● TASK
Your task is to locate every line holding the string "bottom" and to copy each of them.

RECORDS TO USE start

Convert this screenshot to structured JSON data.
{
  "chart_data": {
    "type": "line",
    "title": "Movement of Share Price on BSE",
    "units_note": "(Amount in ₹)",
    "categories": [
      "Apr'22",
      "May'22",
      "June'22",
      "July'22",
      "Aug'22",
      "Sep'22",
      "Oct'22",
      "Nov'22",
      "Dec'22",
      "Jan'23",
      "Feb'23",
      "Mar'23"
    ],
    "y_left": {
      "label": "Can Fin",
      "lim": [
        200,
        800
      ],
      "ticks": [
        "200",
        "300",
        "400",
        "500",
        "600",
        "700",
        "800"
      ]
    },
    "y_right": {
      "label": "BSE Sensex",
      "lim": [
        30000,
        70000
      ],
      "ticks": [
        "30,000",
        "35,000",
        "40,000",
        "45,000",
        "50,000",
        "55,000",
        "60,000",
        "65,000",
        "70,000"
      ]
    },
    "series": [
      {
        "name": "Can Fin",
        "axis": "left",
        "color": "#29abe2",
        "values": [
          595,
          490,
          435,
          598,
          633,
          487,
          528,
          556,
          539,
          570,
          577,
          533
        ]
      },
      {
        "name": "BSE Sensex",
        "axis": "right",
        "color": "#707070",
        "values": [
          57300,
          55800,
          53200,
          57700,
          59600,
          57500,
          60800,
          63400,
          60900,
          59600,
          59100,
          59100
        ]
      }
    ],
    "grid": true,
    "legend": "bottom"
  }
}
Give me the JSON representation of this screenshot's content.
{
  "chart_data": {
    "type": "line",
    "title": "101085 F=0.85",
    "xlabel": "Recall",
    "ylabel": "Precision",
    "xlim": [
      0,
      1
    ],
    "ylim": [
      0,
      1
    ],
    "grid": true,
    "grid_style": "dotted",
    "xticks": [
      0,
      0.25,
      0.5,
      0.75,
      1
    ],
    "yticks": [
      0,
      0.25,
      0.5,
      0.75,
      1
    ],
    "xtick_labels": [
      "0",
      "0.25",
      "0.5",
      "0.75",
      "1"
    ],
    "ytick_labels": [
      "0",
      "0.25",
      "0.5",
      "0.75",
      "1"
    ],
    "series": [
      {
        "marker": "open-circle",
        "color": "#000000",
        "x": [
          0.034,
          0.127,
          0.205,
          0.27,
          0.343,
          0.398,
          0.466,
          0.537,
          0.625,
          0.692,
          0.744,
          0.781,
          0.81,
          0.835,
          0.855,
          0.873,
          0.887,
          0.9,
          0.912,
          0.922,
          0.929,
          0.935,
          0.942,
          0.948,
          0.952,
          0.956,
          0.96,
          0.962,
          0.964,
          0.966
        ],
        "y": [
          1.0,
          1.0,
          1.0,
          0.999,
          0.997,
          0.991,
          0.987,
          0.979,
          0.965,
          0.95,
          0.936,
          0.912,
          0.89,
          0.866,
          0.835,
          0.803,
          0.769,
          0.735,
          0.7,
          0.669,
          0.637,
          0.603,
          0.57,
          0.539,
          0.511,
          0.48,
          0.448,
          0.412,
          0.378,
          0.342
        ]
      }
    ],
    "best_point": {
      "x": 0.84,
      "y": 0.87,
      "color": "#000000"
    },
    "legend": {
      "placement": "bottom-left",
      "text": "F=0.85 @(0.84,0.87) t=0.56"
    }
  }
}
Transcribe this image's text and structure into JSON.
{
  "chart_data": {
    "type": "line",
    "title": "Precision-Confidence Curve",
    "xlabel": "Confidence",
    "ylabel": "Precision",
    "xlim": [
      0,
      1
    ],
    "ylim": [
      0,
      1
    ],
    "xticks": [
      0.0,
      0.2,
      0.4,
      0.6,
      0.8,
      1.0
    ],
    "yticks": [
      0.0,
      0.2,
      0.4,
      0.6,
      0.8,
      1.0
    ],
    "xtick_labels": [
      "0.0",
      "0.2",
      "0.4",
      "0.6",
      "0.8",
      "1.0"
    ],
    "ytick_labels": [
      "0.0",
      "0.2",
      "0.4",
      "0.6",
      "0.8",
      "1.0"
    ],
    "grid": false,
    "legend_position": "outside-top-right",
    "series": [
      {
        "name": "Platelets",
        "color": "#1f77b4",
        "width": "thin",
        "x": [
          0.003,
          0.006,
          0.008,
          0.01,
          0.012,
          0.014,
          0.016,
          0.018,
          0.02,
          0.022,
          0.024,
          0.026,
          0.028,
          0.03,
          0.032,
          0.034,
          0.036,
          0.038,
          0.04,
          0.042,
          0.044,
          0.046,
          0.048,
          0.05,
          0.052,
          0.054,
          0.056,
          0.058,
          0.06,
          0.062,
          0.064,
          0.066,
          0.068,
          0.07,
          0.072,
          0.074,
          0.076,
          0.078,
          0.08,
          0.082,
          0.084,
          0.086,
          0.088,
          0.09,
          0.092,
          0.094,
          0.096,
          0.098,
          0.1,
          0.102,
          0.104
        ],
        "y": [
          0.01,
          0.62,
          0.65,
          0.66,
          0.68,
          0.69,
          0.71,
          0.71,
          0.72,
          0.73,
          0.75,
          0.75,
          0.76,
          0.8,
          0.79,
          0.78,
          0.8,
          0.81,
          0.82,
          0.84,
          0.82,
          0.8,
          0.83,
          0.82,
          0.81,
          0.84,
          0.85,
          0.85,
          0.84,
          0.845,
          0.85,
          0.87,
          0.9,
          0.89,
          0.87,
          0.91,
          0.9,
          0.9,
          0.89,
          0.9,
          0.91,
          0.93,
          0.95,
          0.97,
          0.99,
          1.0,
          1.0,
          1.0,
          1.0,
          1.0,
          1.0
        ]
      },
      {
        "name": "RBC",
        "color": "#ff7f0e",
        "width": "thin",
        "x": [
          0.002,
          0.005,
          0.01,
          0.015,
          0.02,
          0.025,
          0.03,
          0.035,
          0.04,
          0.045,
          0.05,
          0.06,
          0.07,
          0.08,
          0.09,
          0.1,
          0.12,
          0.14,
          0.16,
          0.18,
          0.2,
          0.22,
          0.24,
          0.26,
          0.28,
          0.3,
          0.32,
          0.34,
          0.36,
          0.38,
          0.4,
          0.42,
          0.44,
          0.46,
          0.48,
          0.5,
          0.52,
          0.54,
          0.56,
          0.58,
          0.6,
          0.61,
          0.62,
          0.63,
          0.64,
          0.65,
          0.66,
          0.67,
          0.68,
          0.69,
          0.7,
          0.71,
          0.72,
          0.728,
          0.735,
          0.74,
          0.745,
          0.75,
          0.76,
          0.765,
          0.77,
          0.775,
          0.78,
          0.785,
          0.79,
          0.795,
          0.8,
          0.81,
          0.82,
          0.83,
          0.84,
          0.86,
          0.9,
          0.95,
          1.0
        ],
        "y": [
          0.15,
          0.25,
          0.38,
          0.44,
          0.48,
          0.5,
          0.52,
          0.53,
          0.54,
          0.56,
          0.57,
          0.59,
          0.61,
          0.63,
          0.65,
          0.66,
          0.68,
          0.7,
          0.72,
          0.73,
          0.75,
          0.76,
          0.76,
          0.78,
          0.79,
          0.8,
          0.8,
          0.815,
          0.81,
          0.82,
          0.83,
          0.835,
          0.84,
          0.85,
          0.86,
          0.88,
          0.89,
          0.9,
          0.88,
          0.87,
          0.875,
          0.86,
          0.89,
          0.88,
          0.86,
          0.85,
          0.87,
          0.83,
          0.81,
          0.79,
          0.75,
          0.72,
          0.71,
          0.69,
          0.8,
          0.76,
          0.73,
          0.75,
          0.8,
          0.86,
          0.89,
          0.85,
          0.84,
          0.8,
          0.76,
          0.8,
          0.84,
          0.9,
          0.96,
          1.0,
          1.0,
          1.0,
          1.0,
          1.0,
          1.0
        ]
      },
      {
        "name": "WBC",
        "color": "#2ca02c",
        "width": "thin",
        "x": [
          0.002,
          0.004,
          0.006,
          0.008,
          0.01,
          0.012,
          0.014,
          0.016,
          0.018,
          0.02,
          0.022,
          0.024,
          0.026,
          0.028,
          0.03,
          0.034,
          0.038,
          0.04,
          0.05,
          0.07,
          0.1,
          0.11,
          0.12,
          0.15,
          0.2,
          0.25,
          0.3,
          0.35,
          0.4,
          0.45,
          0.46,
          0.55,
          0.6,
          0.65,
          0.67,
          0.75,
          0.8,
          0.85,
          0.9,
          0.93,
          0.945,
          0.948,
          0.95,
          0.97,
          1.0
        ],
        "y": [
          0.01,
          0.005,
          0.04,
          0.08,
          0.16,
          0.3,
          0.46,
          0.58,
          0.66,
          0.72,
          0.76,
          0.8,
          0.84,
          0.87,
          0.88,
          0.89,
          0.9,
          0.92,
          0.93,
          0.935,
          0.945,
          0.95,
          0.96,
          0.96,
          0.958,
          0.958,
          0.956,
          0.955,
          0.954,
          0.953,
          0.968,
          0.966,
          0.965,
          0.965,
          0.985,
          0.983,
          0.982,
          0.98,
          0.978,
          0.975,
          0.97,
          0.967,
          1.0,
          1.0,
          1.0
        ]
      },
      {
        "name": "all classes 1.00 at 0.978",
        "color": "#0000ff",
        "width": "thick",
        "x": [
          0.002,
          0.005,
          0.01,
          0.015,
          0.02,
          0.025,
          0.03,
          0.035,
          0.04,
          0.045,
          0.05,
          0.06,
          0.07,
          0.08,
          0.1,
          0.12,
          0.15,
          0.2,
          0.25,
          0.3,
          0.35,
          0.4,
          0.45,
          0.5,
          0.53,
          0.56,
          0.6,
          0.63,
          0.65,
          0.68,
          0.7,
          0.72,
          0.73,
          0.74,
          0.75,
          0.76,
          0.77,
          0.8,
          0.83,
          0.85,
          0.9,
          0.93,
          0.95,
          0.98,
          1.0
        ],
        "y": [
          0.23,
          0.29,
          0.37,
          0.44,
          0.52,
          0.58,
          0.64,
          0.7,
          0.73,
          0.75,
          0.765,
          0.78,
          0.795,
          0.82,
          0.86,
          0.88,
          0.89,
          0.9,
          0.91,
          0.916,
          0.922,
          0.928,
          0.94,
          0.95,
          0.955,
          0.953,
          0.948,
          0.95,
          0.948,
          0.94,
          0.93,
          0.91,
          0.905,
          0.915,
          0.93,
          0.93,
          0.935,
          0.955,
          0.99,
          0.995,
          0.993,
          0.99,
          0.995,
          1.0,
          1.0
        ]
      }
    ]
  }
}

RECORDS TO USE end

● FULL OUTPUT
    "legend": "bottom"
      "placement": "bottom-left",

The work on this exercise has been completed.